<<<<
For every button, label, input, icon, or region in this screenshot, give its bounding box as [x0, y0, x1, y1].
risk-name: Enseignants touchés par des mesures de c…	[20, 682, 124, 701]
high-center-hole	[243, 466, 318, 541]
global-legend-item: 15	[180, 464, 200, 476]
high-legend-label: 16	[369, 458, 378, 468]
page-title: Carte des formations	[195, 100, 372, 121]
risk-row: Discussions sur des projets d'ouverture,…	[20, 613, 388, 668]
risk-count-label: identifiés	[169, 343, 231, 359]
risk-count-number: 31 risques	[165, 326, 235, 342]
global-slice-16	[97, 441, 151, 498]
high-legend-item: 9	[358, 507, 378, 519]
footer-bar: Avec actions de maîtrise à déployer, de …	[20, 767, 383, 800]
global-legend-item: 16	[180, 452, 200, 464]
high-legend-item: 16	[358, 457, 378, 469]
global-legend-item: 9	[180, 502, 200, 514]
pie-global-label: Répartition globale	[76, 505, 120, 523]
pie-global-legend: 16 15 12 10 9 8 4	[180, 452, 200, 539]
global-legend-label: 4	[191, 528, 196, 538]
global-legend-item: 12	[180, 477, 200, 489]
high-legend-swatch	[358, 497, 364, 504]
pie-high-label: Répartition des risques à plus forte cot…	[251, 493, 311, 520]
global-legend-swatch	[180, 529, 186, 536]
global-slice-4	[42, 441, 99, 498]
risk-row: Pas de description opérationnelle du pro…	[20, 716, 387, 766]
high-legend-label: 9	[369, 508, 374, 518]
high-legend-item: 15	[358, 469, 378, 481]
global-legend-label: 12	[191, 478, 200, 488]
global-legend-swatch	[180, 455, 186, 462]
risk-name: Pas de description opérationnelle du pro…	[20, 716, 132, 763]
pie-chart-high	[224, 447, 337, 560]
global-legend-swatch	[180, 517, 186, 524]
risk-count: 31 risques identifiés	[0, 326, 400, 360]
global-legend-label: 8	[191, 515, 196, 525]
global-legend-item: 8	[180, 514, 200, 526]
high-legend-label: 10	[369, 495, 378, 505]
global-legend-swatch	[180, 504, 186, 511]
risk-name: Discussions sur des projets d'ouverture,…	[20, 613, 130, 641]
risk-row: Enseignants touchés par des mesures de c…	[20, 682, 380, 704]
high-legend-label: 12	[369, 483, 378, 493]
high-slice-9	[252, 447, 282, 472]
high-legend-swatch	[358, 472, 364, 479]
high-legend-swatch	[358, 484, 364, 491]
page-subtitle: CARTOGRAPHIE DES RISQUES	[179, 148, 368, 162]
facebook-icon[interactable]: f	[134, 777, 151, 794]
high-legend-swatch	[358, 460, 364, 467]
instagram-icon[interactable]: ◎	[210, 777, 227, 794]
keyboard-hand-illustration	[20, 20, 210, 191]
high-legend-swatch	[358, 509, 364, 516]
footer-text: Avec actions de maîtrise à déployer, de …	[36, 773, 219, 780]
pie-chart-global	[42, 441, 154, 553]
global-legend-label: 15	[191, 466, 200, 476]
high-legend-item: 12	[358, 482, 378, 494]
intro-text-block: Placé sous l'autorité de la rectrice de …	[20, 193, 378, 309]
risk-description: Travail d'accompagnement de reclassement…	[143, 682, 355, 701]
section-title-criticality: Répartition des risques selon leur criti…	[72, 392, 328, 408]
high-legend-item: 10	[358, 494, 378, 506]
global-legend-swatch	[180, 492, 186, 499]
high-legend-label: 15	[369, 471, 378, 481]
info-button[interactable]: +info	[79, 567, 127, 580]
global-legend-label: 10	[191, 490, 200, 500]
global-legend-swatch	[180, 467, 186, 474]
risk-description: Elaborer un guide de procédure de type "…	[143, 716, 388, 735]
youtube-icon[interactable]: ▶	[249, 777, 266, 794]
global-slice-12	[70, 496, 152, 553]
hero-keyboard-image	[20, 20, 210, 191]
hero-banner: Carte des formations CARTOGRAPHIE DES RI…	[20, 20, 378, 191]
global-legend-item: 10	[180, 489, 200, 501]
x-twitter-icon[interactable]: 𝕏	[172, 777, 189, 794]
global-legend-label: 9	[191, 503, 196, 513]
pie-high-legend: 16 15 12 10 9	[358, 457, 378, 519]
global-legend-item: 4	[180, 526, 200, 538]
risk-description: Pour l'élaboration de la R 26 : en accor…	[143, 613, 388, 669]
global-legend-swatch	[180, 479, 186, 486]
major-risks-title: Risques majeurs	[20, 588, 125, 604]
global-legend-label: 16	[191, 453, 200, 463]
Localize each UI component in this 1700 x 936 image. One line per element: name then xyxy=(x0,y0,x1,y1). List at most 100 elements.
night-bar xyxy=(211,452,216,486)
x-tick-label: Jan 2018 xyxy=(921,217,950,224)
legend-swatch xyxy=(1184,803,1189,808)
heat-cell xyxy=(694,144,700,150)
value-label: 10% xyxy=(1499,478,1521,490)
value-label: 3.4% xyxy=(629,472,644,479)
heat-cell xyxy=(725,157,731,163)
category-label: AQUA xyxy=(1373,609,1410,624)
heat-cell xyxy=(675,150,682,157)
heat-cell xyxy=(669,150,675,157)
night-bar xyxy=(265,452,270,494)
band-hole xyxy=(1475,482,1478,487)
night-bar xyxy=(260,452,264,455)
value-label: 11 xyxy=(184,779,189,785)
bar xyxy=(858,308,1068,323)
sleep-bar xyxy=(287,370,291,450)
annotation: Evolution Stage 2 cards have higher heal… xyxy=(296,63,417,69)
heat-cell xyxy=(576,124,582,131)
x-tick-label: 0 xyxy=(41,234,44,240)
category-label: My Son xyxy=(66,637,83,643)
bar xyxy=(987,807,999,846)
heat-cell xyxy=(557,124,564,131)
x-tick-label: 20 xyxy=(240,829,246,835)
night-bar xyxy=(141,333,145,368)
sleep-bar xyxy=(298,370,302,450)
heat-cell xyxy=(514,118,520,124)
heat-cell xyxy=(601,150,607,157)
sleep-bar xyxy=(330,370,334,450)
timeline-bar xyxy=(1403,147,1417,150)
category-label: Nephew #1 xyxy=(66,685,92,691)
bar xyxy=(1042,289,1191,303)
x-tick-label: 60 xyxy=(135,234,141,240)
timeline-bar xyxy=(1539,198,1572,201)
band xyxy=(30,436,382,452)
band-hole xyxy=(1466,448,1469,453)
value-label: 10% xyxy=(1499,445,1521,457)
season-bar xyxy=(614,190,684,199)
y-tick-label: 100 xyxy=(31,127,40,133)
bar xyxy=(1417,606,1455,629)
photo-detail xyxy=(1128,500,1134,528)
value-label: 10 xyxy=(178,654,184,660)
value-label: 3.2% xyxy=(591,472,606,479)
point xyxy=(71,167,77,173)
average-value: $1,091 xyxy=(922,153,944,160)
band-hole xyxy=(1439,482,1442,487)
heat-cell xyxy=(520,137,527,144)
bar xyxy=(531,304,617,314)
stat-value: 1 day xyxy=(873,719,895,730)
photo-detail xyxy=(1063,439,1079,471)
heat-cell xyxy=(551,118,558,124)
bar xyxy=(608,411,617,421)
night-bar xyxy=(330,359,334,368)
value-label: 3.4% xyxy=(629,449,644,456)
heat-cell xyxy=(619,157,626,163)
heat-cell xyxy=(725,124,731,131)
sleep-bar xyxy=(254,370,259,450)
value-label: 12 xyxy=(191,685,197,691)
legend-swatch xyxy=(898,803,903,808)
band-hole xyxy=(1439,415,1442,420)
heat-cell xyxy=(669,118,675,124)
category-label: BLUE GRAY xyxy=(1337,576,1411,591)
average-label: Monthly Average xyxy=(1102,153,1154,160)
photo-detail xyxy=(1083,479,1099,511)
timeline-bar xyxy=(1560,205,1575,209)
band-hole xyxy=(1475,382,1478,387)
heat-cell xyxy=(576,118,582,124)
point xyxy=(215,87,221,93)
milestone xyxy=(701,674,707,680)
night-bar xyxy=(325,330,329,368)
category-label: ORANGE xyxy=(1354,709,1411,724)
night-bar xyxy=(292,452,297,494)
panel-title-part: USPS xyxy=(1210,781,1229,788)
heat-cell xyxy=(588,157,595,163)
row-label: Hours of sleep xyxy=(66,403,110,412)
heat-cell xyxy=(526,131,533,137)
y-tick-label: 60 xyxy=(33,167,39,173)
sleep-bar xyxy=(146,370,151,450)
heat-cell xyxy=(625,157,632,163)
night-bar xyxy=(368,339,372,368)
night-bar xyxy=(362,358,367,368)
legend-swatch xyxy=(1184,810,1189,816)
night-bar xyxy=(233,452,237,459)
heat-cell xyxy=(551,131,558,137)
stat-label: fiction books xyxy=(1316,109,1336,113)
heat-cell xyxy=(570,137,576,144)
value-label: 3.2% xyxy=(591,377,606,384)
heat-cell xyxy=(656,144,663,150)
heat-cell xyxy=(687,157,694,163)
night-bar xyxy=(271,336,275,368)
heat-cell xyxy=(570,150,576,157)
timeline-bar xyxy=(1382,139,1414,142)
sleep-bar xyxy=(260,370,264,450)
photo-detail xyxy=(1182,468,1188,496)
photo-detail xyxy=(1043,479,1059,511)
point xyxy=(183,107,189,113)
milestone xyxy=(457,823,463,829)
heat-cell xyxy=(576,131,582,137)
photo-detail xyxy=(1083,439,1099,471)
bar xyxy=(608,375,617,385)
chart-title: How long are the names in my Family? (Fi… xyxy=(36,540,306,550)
>>>>
- [PROBLEM TO SOLVE] Could you copy out, word for word, the stretch of lines from the first one through the line that contains "458, 378, 468]", with both included and nothing else added?

- [RESPONSE TO THE EXERCISE]
For every button, label, input, icon, or region in this screenshot, give its bounding box as [x0, y0, x1, y1].
risk-name: Enseignants touchés par des mesures de c…	[20, 682, 124, 701]
high-center-hole	[243, 466, 318, 541]
global-legend-item: 15	[180, 464, 200, 476]
high-legend-label: 16	[369, 458, 378, 468]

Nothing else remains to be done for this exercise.